<<<<

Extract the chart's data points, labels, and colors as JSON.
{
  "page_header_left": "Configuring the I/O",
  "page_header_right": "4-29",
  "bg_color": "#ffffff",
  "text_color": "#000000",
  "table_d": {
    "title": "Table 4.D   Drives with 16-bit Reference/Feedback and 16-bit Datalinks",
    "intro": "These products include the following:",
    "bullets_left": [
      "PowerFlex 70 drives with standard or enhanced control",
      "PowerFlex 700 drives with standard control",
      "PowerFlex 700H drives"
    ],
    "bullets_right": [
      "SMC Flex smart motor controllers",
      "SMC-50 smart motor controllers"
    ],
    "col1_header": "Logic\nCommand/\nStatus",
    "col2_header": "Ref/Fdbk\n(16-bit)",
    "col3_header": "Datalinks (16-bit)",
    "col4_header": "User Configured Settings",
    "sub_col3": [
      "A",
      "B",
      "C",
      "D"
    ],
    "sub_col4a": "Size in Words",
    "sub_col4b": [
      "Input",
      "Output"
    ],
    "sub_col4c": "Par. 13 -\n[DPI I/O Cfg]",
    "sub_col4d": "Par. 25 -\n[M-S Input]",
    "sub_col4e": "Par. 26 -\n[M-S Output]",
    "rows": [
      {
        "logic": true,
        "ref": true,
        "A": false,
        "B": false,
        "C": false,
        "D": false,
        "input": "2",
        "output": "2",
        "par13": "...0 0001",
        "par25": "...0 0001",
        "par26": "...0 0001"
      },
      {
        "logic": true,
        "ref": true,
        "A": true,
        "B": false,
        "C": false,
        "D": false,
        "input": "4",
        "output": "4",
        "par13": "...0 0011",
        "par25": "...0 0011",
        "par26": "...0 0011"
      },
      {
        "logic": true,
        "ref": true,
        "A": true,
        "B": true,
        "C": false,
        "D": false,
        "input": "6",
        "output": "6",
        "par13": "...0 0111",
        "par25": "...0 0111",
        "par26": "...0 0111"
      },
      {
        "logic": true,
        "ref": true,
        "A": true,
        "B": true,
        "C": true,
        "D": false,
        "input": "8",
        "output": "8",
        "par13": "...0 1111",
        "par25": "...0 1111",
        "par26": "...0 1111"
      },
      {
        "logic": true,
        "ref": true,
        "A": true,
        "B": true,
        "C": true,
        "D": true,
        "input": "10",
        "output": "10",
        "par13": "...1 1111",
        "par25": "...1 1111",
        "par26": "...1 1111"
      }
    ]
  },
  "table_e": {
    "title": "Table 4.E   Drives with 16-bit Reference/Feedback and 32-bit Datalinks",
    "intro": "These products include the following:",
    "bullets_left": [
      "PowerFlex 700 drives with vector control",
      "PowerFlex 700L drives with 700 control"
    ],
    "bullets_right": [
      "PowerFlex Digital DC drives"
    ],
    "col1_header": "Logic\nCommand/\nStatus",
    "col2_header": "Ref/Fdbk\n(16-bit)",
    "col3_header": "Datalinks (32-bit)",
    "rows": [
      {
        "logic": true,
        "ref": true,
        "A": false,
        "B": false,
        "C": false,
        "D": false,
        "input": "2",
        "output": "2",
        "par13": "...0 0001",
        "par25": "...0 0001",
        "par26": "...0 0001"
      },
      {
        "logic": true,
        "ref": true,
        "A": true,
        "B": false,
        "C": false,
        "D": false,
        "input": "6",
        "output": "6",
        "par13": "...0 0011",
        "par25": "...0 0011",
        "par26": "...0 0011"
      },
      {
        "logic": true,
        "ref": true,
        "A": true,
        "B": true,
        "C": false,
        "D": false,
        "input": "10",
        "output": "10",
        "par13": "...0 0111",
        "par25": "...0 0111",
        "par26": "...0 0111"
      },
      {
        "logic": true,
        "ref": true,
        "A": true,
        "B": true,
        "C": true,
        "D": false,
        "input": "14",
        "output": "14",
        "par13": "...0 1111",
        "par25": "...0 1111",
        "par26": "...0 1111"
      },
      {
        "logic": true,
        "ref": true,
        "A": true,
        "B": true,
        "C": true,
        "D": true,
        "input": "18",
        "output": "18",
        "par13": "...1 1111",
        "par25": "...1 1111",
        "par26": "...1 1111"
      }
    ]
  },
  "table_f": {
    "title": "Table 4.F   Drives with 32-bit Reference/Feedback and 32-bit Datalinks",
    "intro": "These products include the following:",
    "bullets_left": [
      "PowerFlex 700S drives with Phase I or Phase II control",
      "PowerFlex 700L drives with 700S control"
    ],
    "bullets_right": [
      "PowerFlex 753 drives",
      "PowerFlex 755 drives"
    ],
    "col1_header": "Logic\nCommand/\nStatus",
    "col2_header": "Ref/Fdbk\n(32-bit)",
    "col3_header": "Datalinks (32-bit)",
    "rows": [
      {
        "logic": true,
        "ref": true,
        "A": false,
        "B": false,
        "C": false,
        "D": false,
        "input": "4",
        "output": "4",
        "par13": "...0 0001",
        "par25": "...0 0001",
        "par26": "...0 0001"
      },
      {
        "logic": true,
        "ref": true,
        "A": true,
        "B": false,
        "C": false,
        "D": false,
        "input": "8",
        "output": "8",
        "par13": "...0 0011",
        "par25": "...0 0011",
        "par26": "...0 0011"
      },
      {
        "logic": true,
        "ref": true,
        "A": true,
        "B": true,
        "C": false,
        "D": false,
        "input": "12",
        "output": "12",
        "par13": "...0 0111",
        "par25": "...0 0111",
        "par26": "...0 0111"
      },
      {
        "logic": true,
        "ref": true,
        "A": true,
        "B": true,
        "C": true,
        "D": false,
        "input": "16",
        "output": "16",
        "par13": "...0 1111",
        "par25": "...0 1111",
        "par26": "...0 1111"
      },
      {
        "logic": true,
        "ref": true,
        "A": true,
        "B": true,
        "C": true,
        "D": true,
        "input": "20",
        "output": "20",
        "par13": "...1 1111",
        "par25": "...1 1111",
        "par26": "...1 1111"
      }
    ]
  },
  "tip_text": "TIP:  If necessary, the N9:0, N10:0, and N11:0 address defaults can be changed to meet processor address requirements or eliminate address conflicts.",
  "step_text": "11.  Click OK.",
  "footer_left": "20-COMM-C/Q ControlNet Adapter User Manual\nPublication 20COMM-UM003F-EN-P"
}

>>>>

Do this ▸
Write the data from above out again, exactly.

In response ▸
Extract the chart's data points, labels, and colors as JSON.
{
  "page_header_left": "Configuring the I/O",
  "page_header_right": "4-29",
  "bg_color": "#ffffff",
  "text_color": "#000000",
  "table_d": {
    "title": "Table 4.D   Drives with 16-bit Reference/Feedback and 16-bit Datalinks",
    "intro": "These products include the following:",
    "bullets_left": [
      "PowerFlex 70 drives with standard or enhanced control",
      "PowerFlex 700 drives with standard control",
      "PowerFlex 700H drives"
    ],
    "bullets_right": [
      "SMC Flex smart motor controllers",
      "SMC-50 smart motor controllers"
    ],
    "col1_header": "Logic\nCommand/\nStatus",
    "col2_header": "Ref/Fdbk\n(16-bit)",
    "col3_header": "Datalinks (16-bit)",
    "col4_header": "User Configured Settings",
    "sub_col3": [
      "A",
      "B",
      "C",
      "D"
    ],
    "sub_col4a": "Size in Words",
    "sub_col4b": [
      "Input",
      "Output"
    ],
    "sub_col4c": "Par. 13 -\n[DPI I/O Cfg]",
    "sub_col4d": "Par. 25 -\n[M-S Input]",
    "sub_col4e": "Par. 26 -\n[M-S Output]",
    "rows": [
      {
        "logic": true,
        "ref": true,
        "A": false,
        "B": false,
        "C": false,
        "D": false,
        "input": "2",
        "output": "2",
        "par13": "...0 0001",
        "par25": "...0 0001",
        "par26": "...0 0001"
      },
      {
        "logic": true,
        "ref": true,
        "A": true,
        "B": false,
        "C": false,
        "D": false,
        "input": "4",
        "output": "4",
        "par13": "...0 0011",
        "par25": "...0 0011",
        "par26": "...0 0011"
      },
      {
        "logic": true,
        "ref": true,
        "A": true,
        "B": true,
        "C": false,
        "D": false,
        "input": "6",
        "output": "6",
        "par13": "...0 0111",
        "par25": "...0 0111",
        "par26": "...0 0111"
      },
      {
        "logic": true,
        "ref": true,
        "A": true,
        "B": true,
        "C": true,
        "D": false,
        "input": "8",
        "output": "8",
        "par13": "...0 1111",
        "par25": "...0 1111",
        "par26": "...0 1111"
      },
      {
        "logic": true,
        "ref": true,
        "A": true,
        "B": true,
        "C": true,
        "D": true,
        "input": "10",
        "output": "10",
        "par13": "...1 1111",
        "par25": "...1 1111",
        "par26": "...1 1111"
      }
    ]
  },
  "table_e": {
    "title": "Table 4.E   Drives with 16-bit Reference/Feedback and 32-bit Datalinks",
    "intro": "These products include the following:",
    "bullets_left": [
      "PowerFlex 700 drives with vector control",
      "PowerFlex 700L drives with 700 control"
    ],
    "bullets_right": [
      "PowerFlex Digital DC drives"
    ],
    "col1_header": "Logic\nCommand/\nStatus",
    "col2_header": "Ref/Fdbk\n(16-bit)",
    "col3_header": "Datalinks (32-bit)",
    "rows": [
      {
        "logic": true,
        "ref": true,
        "A": false,
        "B": false,
        "C": false,
        "D": false,
        "input": "2",
        "output": "2",
        "par13": "...0 0001",
        "par25": "...0 0001",
        "par26": "...0 0001"
      },
      {
        "logic": true,
        "ref": true,
        "A": true,
        "B": false,
        "C": false,
        "D": false,
        "input": "6",
        "output": "6",
        "par13": "...0 0011",
        "par25": "...0 0011",
        "par26": "...0 0011"
      },
      {
        "logic": true,
        "ref": true,
        "A": true,
        "B": true,
        "C": false,
        "D": false,
        "input": "10",
        "output": "10",
        "par13": "...0 0111",
        "par25": "...0 0111",
        "par26": "...0 0111"
      },
      {
        "logic": true,
        "ref": true,
        "A": true,
        "B": true,
        "C": true,
        "D": false,
        "input": "14",
        "output": "14",
        "par13": "...0 1111",
        "par25": "...0 1111",
        "par26": "...0 1111"
      },
      {
        "logic": true,
        "ref": true,
        "A": true,
        "B": true,
        "C": true,
        "D": true,
        "input": "18",
        "output": "18",
        "par13": "...1 1111",
        "par25": "...1 1111",
        "par26": "...1 1111"
      }
    ]
  },
  "table_f": {
    "title": "Table 4.F   Drives with 32-bit Reference/Feedback and 32-bit Datalinks",
    "intro": "These products include the following:",
    "bullets_left": [
      "PowerFlex 700S drives with Phase I or Phase II control",
      "PowerFlex 700L drives with 700S control"
    ],
    "bullets_right": [
      "PowerFlex 753 drives",
      "PowerFlex 755 drives"
    ],
    "col1_header": "Logic\nCommand/\nStatus",
    "col2_header": "Ref/Fdbk\n(32-bit)",
    "col3_header": "Datalinks (32-bit)",
    "rows": [
      {
        "logic": true,
        "ref": true,
        "A": false,
        "B": false,
        "C": false,
        "D": false,
        "input": "4",
        "output": "4",
        "par13": "...0 0001",
        "par25": "...0 0001",
        "par26": "...0 0001"
      },
      {
        "logic": true,
        "ref": true,
        "A": true,
        "B": false,
        "C": false,
        "D": false,
        "input": "8",
        "output": "8",
        "par13": "...0 0011",
        "par25": "...0 0011",
        "par26": "...0 0011"
      },
      {
        "logic": true,
        "ref": true,
        "A": true,
        "B": true,
        "C": false,
        "D": false,
        "input": "12",
        "output": "12",
        "par13": "...0 0111",
        "par25": "...0 0111",
        "par26": "...0 0111"
      },
      {
        "logic": true,
        "ref": true,
        "A": true,
        "B": true,
        "C": true,
        "D": false,
        "input": "16",
        "output": "16",
        "par13": "...0 1111",
        "par25": "...0 1111",
        "par26": "...0 1111"
      },
      {
        "logic": true,
        "ref": true,
        "A": true,
        "B": true,
        "C": true,
        "D": true,
        "input": "20",
        "output": "20",
        "par13": "...1 1111",
        "par25": "...1 1111",
        "par26": "...1 1111"
      }
    ]
  },
  "tip_text": "TIP:  If necessary, the N9:0, N10:0, and N11:0 address defaults can be changed to meet processor address requirements or eliminate address conflicts.",
  "step_text": "11.  Click OK.",
  "footer_left": "20-COMM-C/Q ControlNet Adapter User Manual\nPublication 20COMM-UM003F-EN-P"
}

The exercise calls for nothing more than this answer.